+++ ROWS

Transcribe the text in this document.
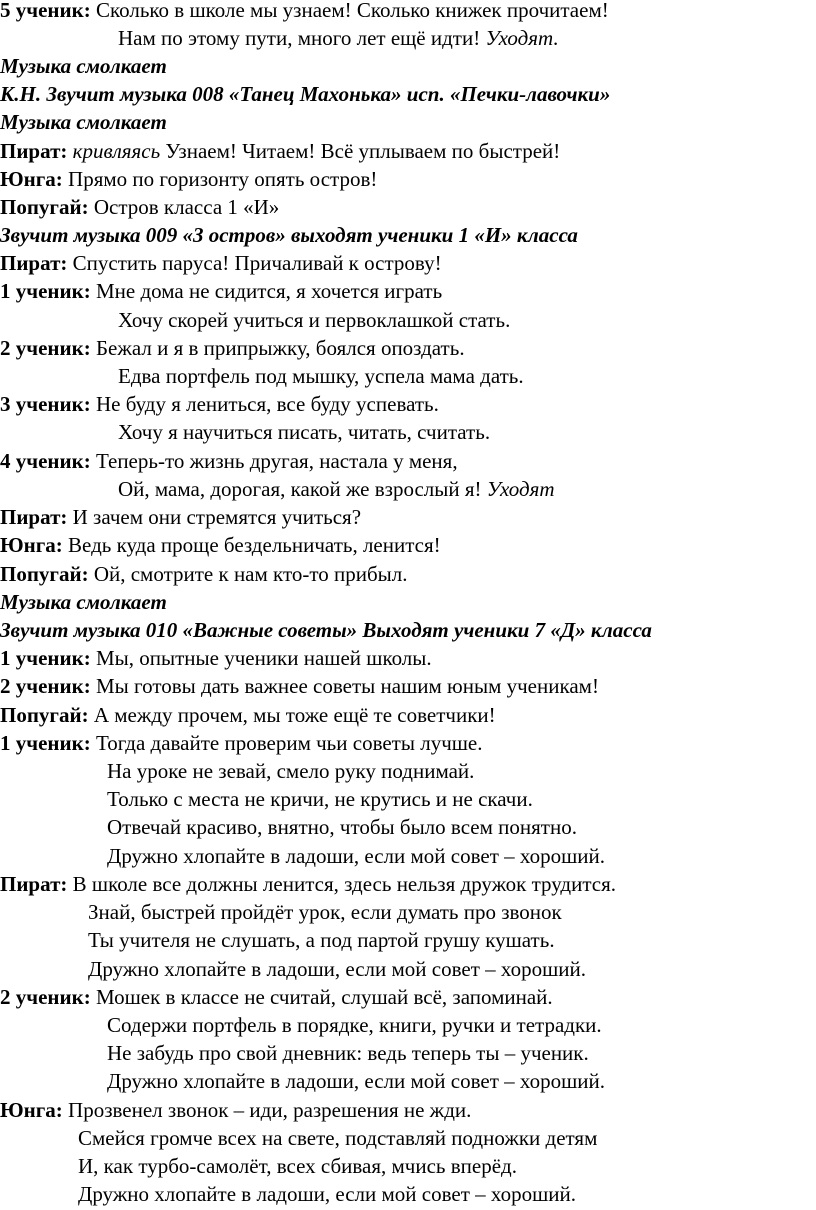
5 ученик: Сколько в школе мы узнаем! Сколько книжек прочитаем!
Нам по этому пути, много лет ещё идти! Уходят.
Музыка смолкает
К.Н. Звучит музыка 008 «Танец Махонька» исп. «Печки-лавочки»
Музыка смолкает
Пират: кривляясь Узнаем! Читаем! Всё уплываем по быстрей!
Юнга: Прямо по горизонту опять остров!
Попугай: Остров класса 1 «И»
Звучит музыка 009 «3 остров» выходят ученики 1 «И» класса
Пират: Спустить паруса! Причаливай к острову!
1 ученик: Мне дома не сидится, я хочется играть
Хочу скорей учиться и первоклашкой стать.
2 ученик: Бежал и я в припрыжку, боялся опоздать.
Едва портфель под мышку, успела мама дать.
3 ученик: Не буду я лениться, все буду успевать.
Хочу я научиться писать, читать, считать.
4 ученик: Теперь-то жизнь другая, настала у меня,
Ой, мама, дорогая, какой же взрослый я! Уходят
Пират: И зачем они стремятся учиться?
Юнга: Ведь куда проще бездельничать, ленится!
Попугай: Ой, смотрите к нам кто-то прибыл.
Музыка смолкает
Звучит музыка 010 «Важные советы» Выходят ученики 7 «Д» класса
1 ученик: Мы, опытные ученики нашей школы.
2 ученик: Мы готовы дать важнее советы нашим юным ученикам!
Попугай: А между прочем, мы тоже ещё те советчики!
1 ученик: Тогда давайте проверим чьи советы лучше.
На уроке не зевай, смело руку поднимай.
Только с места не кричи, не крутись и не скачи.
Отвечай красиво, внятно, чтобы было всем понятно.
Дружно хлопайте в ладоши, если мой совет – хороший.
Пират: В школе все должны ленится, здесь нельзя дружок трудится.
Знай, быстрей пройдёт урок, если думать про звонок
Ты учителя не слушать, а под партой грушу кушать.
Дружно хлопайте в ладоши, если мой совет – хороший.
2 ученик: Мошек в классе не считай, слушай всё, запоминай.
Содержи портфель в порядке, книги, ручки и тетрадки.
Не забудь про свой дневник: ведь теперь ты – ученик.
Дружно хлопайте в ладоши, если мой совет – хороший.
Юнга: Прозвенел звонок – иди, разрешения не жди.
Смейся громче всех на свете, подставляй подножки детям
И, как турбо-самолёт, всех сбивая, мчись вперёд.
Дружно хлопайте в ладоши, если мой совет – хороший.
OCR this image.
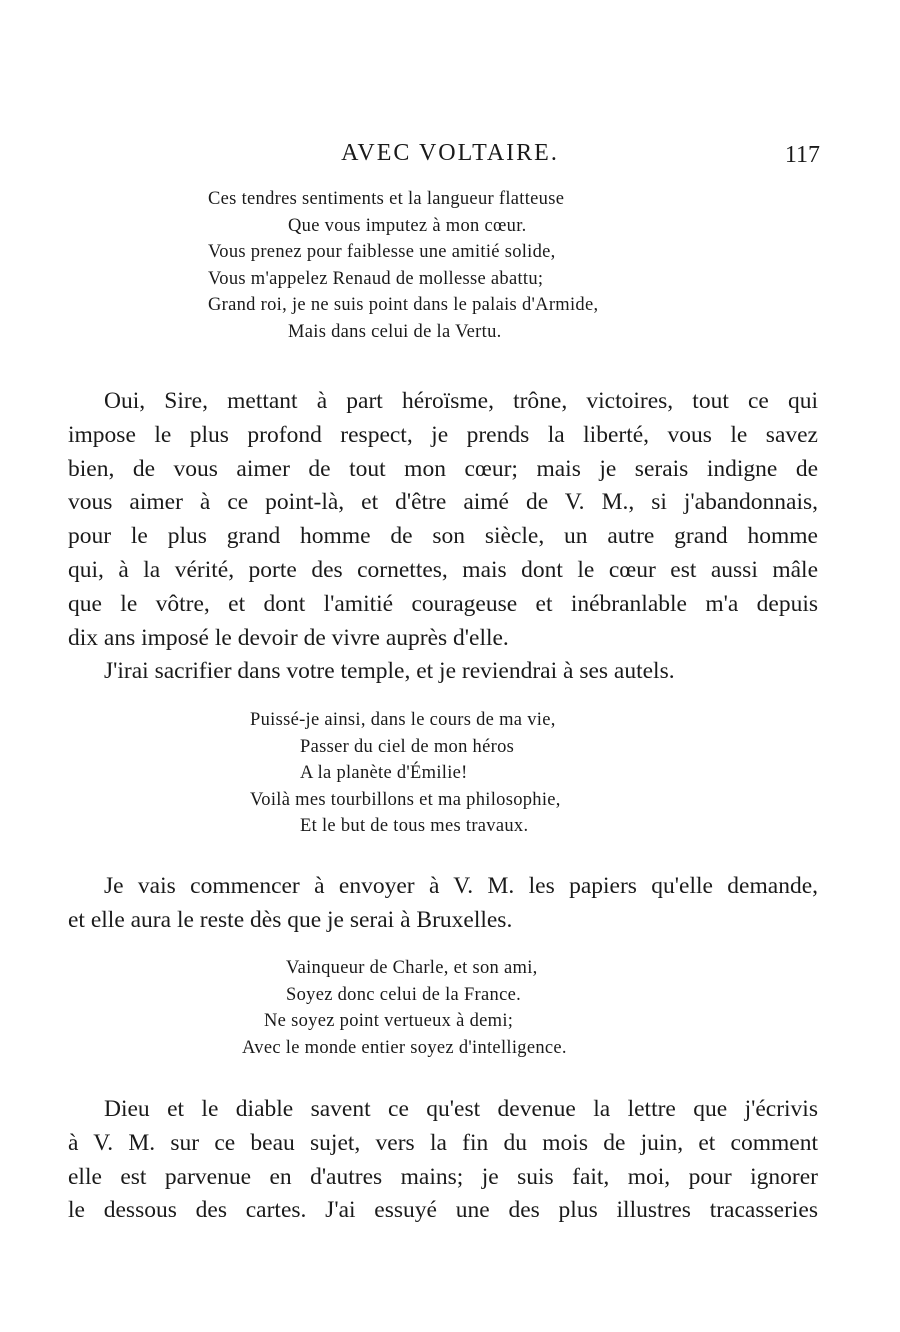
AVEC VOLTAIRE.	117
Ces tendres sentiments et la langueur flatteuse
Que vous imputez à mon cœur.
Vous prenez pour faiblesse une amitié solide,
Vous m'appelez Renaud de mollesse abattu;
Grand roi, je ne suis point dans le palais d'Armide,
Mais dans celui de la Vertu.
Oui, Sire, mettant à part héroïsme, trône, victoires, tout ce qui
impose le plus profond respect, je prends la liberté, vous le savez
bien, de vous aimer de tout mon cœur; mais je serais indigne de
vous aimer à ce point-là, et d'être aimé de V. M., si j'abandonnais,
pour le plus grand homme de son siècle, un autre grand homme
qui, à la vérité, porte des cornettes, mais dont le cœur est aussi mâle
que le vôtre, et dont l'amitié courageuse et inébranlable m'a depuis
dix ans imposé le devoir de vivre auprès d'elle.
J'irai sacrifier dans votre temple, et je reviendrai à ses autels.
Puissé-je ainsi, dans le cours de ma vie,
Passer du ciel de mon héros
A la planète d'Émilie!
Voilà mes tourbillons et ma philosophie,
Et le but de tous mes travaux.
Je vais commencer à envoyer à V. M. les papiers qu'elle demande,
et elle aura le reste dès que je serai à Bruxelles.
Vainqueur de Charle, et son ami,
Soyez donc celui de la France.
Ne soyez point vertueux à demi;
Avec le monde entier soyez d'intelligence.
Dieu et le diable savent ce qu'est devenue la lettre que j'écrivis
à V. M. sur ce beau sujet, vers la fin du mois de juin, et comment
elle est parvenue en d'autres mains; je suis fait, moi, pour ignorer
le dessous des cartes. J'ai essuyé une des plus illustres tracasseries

++++++
+++ ROWS

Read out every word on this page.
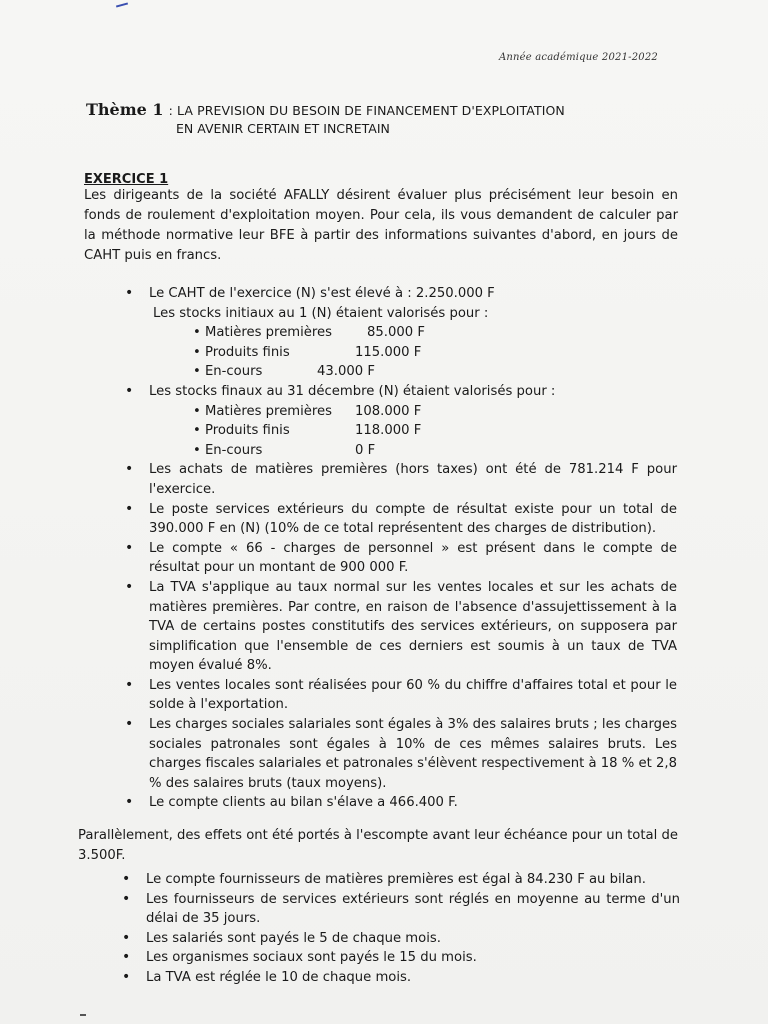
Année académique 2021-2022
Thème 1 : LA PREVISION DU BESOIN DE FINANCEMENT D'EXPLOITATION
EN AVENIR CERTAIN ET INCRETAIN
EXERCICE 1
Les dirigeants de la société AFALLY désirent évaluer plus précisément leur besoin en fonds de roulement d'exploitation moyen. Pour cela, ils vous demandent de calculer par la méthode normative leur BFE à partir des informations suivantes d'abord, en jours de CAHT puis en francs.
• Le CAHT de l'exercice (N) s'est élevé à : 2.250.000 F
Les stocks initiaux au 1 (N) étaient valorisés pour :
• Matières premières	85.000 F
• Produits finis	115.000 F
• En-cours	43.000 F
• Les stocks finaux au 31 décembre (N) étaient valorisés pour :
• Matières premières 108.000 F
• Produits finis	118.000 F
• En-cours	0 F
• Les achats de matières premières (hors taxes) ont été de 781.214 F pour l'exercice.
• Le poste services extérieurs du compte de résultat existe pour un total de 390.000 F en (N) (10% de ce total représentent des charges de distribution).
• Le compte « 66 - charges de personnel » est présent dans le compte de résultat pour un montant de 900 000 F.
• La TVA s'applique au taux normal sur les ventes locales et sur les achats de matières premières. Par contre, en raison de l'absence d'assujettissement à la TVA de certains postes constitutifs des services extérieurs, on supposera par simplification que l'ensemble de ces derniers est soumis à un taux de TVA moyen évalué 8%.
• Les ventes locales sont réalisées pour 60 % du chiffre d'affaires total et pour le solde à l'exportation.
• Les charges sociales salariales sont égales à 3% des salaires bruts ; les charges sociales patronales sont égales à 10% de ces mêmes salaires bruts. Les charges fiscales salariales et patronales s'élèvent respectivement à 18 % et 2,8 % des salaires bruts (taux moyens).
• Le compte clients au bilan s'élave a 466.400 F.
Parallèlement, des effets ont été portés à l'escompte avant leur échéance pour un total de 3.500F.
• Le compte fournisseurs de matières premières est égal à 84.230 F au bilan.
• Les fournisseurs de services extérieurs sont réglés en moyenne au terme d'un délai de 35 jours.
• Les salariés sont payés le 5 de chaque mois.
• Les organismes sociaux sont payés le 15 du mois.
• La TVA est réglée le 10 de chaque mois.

++++++

* **SET TASK**: Pick out the lines containing the word "ventes" and show them.

* **RESPONSE TO THIS TASK**:
• La TVA s'applique au taux normal sur les ventes locales et sur les achats de matières premières. Par contre, en raison de l'absence d'assujettissement à la TVA de certains postes constitutifs des services extérieurs, on supposera par simplification que l'ensemble de ces derniers est soumis à un taux de TVA moyen évalué 8%.
• Les ventes locales sont réalisées pour 60 % du chiffre d'affaires total et pour le solde à l'exportation.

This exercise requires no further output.